** begin **

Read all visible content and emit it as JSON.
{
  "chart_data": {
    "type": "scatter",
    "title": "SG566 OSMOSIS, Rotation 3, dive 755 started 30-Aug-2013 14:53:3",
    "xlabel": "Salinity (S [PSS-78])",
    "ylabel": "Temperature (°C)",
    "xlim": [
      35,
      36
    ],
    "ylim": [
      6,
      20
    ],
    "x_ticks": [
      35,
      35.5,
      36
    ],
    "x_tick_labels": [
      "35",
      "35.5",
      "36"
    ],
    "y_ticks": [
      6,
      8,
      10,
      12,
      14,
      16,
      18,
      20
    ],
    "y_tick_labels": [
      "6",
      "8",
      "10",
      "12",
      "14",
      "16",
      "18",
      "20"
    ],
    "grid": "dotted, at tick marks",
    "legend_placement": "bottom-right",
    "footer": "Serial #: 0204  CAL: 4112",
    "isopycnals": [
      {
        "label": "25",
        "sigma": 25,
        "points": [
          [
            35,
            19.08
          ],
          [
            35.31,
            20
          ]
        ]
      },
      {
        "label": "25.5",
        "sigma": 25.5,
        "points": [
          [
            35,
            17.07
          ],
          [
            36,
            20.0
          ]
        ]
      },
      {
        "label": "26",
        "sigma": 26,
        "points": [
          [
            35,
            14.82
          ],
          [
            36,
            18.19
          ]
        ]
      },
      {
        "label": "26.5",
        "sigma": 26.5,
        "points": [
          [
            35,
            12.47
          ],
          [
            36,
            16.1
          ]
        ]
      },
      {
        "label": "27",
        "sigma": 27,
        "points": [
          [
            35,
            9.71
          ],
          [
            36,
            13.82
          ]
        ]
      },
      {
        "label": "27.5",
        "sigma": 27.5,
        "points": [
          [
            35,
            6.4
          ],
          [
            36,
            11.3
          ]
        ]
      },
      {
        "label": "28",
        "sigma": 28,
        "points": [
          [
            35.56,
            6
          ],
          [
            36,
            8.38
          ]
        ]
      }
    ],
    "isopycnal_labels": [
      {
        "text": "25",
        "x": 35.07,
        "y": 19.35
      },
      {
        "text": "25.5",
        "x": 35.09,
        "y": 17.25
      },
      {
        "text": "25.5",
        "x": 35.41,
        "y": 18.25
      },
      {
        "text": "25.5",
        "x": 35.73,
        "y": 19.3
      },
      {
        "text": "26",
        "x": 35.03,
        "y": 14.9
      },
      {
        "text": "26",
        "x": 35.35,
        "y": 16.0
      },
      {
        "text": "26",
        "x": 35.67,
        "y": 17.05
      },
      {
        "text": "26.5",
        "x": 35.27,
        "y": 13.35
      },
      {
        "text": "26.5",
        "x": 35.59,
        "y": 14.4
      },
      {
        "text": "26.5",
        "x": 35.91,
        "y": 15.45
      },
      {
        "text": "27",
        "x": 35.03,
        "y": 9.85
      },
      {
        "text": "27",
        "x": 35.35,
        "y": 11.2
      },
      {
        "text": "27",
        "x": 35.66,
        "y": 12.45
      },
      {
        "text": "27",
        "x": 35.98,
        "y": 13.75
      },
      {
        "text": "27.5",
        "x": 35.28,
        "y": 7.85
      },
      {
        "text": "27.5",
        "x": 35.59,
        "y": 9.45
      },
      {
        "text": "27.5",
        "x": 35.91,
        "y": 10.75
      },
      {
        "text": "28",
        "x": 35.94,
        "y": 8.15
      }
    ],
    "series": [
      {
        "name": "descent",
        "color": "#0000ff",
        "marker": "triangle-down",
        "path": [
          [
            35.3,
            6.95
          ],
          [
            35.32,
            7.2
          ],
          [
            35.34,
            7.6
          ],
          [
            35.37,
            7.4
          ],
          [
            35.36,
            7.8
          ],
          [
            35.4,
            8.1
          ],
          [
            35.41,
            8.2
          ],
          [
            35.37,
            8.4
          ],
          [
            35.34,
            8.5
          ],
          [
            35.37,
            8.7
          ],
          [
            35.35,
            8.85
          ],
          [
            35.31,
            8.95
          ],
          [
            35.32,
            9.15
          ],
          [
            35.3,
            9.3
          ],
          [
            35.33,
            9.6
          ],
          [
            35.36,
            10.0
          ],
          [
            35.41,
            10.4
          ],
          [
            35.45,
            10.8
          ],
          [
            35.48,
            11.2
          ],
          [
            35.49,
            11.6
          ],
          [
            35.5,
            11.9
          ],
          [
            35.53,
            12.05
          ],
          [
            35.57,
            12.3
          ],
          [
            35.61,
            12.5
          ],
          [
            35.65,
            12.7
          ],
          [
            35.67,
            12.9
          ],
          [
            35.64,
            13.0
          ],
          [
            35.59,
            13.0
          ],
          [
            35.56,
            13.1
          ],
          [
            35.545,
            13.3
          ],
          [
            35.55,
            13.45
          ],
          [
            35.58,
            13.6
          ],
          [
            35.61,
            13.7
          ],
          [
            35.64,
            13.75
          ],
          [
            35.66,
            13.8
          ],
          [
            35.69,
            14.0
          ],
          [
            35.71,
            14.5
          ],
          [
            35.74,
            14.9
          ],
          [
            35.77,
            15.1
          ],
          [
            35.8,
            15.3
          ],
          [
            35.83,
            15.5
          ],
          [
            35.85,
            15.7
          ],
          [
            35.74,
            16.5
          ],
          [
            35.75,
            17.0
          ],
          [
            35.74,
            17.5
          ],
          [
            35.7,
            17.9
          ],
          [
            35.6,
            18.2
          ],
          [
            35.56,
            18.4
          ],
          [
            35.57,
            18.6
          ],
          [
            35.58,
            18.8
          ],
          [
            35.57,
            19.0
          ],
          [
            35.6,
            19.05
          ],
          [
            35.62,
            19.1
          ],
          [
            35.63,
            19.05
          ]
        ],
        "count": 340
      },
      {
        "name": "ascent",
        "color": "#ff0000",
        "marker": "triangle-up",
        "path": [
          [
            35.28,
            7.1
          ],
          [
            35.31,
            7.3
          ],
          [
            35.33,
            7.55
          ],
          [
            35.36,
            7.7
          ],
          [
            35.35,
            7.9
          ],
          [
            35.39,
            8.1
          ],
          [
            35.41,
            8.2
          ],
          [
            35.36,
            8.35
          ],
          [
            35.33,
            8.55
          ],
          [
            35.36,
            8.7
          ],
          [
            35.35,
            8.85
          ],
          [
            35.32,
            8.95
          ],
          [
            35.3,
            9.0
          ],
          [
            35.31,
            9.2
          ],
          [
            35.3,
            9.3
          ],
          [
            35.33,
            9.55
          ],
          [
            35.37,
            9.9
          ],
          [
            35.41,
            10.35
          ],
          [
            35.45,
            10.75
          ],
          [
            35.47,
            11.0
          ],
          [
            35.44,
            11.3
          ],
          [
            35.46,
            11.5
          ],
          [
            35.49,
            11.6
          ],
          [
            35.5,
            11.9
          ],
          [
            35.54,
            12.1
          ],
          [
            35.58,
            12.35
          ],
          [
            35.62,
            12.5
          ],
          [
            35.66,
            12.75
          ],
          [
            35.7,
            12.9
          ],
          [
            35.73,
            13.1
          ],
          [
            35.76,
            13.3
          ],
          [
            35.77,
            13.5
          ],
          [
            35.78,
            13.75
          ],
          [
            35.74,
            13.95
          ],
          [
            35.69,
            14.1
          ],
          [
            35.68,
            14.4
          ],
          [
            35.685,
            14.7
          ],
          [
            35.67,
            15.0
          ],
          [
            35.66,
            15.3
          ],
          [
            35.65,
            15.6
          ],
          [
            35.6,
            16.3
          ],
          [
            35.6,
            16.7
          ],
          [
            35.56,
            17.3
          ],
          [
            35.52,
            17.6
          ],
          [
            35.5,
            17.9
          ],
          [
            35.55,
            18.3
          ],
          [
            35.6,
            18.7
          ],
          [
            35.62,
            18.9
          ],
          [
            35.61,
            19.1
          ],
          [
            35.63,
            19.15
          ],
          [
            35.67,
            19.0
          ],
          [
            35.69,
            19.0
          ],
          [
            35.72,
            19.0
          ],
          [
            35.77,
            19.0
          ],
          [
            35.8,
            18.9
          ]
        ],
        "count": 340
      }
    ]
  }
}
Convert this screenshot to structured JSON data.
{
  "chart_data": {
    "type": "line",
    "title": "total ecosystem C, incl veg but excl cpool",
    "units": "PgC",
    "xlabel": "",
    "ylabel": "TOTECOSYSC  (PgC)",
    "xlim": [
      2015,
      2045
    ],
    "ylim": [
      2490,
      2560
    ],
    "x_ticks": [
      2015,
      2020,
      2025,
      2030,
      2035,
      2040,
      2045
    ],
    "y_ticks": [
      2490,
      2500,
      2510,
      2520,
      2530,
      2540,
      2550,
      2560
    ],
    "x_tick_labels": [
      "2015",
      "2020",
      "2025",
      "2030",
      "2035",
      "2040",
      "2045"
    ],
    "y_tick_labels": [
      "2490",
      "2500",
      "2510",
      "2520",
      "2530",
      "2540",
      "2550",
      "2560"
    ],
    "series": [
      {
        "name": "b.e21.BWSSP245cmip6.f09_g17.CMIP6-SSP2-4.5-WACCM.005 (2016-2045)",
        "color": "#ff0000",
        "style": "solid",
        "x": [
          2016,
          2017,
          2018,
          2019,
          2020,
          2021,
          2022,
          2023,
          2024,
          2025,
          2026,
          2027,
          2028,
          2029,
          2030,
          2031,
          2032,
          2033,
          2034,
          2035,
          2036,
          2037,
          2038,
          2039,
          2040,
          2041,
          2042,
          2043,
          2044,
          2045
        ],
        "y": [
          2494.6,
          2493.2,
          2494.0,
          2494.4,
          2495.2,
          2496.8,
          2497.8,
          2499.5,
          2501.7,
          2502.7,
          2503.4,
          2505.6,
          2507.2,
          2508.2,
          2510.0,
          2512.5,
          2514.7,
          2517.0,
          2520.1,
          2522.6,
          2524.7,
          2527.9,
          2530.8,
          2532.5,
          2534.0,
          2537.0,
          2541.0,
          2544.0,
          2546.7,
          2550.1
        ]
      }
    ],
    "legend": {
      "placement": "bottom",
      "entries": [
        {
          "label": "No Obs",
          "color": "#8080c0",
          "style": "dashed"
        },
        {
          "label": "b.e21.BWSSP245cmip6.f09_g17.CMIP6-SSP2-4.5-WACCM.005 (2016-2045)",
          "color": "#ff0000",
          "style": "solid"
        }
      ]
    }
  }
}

** end **

EXERCISE DETAILS: List each line in the listing that contains the string "marker".

ANSWER TO THE PROBLEM:
        "marker": "triangle-down",
        "marker": "triangle-up",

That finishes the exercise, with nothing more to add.